==== Recorded information ====
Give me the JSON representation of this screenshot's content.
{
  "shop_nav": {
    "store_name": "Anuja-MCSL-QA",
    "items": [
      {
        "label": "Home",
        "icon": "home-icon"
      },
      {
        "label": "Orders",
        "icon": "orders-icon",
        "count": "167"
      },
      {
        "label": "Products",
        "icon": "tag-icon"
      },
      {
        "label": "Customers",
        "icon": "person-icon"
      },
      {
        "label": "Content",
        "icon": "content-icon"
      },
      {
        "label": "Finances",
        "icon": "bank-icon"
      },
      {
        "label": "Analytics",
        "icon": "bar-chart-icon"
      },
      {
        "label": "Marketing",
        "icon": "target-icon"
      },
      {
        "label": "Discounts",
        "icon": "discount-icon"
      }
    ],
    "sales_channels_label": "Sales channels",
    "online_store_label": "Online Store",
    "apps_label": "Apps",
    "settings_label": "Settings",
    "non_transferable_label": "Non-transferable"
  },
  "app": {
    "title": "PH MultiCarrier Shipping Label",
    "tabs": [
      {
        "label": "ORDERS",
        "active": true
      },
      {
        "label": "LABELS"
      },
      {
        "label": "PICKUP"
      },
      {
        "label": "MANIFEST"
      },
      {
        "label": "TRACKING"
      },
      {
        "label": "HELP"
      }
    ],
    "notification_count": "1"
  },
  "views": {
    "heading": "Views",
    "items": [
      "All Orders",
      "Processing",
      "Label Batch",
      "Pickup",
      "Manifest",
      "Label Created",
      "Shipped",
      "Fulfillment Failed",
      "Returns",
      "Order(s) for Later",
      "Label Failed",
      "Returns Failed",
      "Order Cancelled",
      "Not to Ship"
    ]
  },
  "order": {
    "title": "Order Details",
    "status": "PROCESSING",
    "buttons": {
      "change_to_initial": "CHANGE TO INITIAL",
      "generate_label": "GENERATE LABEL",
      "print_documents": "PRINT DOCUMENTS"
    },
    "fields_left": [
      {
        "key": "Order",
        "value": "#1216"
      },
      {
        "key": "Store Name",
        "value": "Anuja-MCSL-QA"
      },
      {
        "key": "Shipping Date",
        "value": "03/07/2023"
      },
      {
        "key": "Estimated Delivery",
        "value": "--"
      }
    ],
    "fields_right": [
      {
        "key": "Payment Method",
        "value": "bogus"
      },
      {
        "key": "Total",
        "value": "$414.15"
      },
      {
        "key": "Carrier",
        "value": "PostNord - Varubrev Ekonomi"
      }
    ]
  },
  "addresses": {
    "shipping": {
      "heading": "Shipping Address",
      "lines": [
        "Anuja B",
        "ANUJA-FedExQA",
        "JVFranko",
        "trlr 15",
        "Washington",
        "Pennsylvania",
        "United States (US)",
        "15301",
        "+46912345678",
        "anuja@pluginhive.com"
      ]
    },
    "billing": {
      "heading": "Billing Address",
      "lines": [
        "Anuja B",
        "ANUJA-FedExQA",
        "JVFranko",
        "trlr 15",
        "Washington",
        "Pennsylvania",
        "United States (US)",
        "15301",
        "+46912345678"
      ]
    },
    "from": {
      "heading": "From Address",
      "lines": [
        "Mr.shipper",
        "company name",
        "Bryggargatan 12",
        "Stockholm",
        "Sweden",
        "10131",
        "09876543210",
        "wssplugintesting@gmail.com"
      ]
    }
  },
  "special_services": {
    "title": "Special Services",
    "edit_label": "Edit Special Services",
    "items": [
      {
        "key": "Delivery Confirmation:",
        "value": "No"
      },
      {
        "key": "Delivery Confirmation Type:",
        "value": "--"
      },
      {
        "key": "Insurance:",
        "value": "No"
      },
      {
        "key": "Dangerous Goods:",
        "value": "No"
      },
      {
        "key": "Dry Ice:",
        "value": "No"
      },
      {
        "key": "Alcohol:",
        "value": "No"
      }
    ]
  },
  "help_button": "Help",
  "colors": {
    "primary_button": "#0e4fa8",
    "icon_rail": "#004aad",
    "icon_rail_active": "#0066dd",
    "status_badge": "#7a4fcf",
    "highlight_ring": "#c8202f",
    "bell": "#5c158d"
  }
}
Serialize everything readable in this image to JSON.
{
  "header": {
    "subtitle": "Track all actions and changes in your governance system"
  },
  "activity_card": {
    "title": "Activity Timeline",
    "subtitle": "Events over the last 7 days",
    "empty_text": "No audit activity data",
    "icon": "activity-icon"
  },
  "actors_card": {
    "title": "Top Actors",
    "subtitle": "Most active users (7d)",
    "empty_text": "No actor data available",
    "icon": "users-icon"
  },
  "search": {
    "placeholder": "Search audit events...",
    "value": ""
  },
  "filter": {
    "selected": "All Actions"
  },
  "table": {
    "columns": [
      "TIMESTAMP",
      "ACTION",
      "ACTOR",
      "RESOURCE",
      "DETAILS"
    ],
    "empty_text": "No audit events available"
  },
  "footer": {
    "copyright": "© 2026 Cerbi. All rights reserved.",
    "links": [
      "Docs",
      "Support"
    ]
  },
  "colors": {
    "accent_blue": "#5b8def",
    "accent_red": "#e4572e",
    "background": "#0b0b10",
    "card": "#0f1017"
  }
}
====
* **Problem requirements**
Output the data above exactly, please, line for line.

* **Exercise solution**
Give me the JSON representation of this screenshot's content.
{
  "shop_nav": {
    "store_name": "Anuja-MCSL-QA",
    "items": [
      {
        "label": "Home",
        "icon": "home-icon"
      },
      {
        "label": "Orders",
        "icon": "orders-icon",
        "count": "167"
      },
      {
        "label": "Products",
        "icon": "tag-icon"
      },
      {
        "label": "Customers",
        "icon": "person-icon"
      },
      {
        "label": "Content",
        "icon": "content-icon"
      },
      {
        "label": "Finances",
        "icon": "bank-icon"
      },
      {
        "label": "Analytics",
        "icon": "bar-chart-icon"
      },
      {
        "label": "Marketing",
        "icon": "target-icon"
      },
      {
        "label": "Discounts",
        "icon": "discount-icon"
      }
    ],
    "sales_channels_label": "Sales channels",
    "online_store_label": "Online Store",
    "apps_label": "Apps",
    "settings_label": "Settings",
    "non_transferable_label": "Non-transferable"
  },
  "app": {
    "title": "PH MultiCarrier Shipping Label",
    "tabs": [
      {
        "label": "ORDERS",
        "active": true
      },
      {
        "label": "LABELS"
      },
      {
        "label": "PICKUP"
      },
      {
        "label": "MANIFEST"
      },
      {
        "label": "TRACKING"
      },
      {
        "label": "HELP"
      }
    ],
    "notification_count": "1"
  },
  "views": {
    "heading": "Views",
    "items": [
      "All Orders",
      "Processing",
      "Label Batch",
      "Pickup",
      "Manifest",
      "Label Created",
      "Shipped",
      "Fulfillment Failed",
      "Returns",
      "Order(s) for Later",
      "Label Failed",
      "Returns Failed",
      "Order Cancelled",
      "Not to Ship"
    ]
  },
  "order": {
    "title": "Order Details",
    "status": "PROCESSING",
    "buttons": {
      "change_to_initial": "CHANGE TO INITIAL",
      "generate_label": "GENERATE LABEL",
      "print_documents": "PRINT DOCUMENTS"
    },
    "fields_left": [
      {
        "key": "Order",
        "value": "#1216"
      },
      {
        "key": "Store Name",
        "value": "Anuja-MCSL-QA"
      },
      {
        "key": "Shipping Date",
        "value": "03/07/2023"
      },
      {
        "key": "Estimated Delivery",
        "value": "--"
      }
    ],
    "fields_right": [
      {
        "key": "Payment Method",
        "value": "bogus"
      },
      {
        "key": "Total",
        "value": "$414.15"
      },
      {
        "key": "Carrier",
        "value": "PostNord - Varubrev Ekonomi"
      }
    ]
  },
  "addresses": {
    "shipping": {
      "heading": "Shipping Address",
      "lines": [
        "Anuja B",
        "ANUJA-FedExQA",
        "JVFranko",
        "trlr 15",
        "Washington",
        "Pennsylvania",
        "United States (US)",
        "15301",
        "+46912345678",
        "anuja@pluginhive.com"
      ]
    },
    "billing": {
      "heading": "Billing Address",
      "lines": [
        "Anuja B",
        "ANUJA-FedExQA",
        "JVFranko",
        "trlr 15",
        "Washington",
        "Pennsylvania",
        "United States (US)",
        "15301",
        "+46912345678"
      ]
    },
    "from": {
      "heading": "From Address",
      "lines": [
        "Mr.shipper",
        "company name",
        "Bryggargatan 12",
        "Stockholm",
        "Sweden",
        "10131",
        "09876543210",
        "wssplugintesting@gmail.com"
      ]
    }
  },
  "special_services": {
    "title": "Special Services",
    "edit_label": "Edit Special Services",
    "items": [
      {
        "key": "Delivery Confirmation:",
        "value": "No"
      },
      {
        "key": "Delivery Confirmation Type:",
        "value": "--"
      },
      {
        "key": "Insurance:",
        "value": "No"
      },
      {
        "key": "Dangerous Goods:",
        "value": "No"
      },
      {
        "key": "Dry Ice:",
        "value": "No"
      },
      {
        "key": "Alcohol:",
        "value": "No"
      }
    ]
  },
  "help_button": "Help",
  "colors": {
    "primary_button": "#0e4fa8",
    "icon_rail": "#004aad",
    "icon_rail_active": "#0066dd",
    "status_badge": "#7a4fcf",
    "highlight_ring": "#c8202f",
    "bell": "#5c158d"
  }
}
Serialize everything readable in this image to JSON.
{
  "header": {
    "subtitle": "Track all actions and changes in your governance system"
  },
  "activity_card": {
    "title": "Activity Timeline",
    "subtitle": "Events over the last 7 days",
    "empty_text": "No audit activity data",
    "icon": "activity-icon"
  },
  "actors_card": {
    "title": "Top Actors",
    "subtitle": "Most active users (7d)",
    "empty_text": "No actor data available",
    "icon": "users-icon"
  },
  "search": {
    "placeholder": "Search audit events...",
    "value": ""
  },
  "filter": {
    "selected": "All Actions"
  },
  "table": {
    "columns": [
      "TIMESTAMP",
      "ACTION",
      "ACTOR",
      "RESOURCE",
      "DETAILS"
    ],
    "empty_text": "No audit events available"
  },
  "footer": {
    "copyright": "© 2026 Cerbi. All rights reserved.",
    "links": [
      "Docs",
      "Support"
    ]
  },
  "colors": {
    "accent_blue": "#5b8def",
    "accent_red": "#e4572e",
    "background": "#0b0b10",
    "card": "#0f1017"
  }
}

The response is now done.